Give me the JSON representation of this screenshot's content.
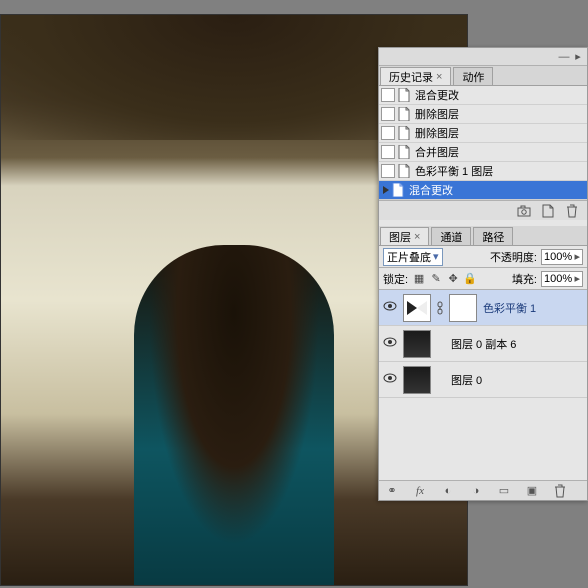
{
  "history_panel": {
    "tabs": [
      {
        "label": "历史记录",
        "active": true
      },
      {
        "label": "动作",
        "active": false
      }
    ],
    "items": [
      {
        "label": "混合更改"
      },
      {
        "label": "删除图层"
      },
      {
        "label": "删除图层"
      },
      {
        "label": "合并图层"
      },
      {
        "label": "色彩平衡 1 图层"
      },
      {
        "label": "混合更改",
        "selected": true,
        "current": true
      }
    ],
    "footer_icons": [
      "camera-icon",
      "new-doc-icon",
      "trash-icon"
    ]
  },
  "layers_panel": {
    "tabs": [
      {
        "label": "图层",
        "active": true
      },
      {
        "label": "通道",
        "active": false
      },
      {
        "label": "路径",
        "active": false
      }
    ],
    "blend_mode": "正片叠底",
    "opacity_label": "不透明度:",
    "opacity_value": "100%",
    "lock_label": "锁定:",
    "fill_label": "填充:",
    "fill_value": "100%",
    "layers": [
      {
        "name": "色彩平衡 1",
        "type": "adjustment",
        "selected": true,
        "linked": true
      },
      {
        "name": "图层 0 副本 6",
        "type": "image"
      },
      {
        "name": "图层 0",
        "type": "image"
      }
    ],
    "footer_icons": [
      "link-icon",
      "fx-icon",
      "mask-icon",
      "adjust-icon",
      "folder-icon",
      "new-layer-icon",
      "trash-icon"
    ]
  }
}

_Written request_
In the copy, include all records verbatim but no images.

_Right answer_
Give me the JSON representation of this screenshot's content.
{
  "history_panel": {
    "tabs": [
      {
        "label": "历史记录",
        "active": true
      },
      {
        "label": "动作",
        "active": false
      }
    ],
    "items": [
      {
        "label": "混合更改"
      },
      {
        "label": "删除图层"
      },
      {
        "label": "删除图层"
      },
      {
        "label": "合并图层"
      },
      {
        "label": "色彩平衡 1 图层"
      },
      {
        "label": "混合更改",
        "selected": true,
        "current": true
      }
    ],
    "footer_icons": [
      "camera-icon",
      "new-doc-icon",
      "trash-icon"
    ]
  },
  "layers_panel": {
    "tabs": [
      {
        "label": "图层",
        "active": true
      },
      {
        "label": "通道",
        "active": false
      },
      {
        "label": "路径",
        "active": false
      }
    ],
    "blend_mode": "正片叠底",
    "opacity_label": "不透明度:",
    "opacity_value": "100%",
    "lock_label": "锁定:",
    "fill_label": "填充:",
    "fill_value": "100%",
    "layers": [
      {
        "name": "色彩平衡 1",
        "type": "adjustment",
        "selected": true,
        "linked": true
      },
      {
        "name": "图层 0 副本 6",
        "type": "image"
      },
      {
        "name": "图层 0",
        "type": "image"
      }
    ],
    "footer_icons": [
      "link-icon",
      "fx-icon",
      "mask-icon",
      "adjust-icon",
      "folder-icon",
      "new-layer-icon",
      "trash-icon"
    ]
  }
}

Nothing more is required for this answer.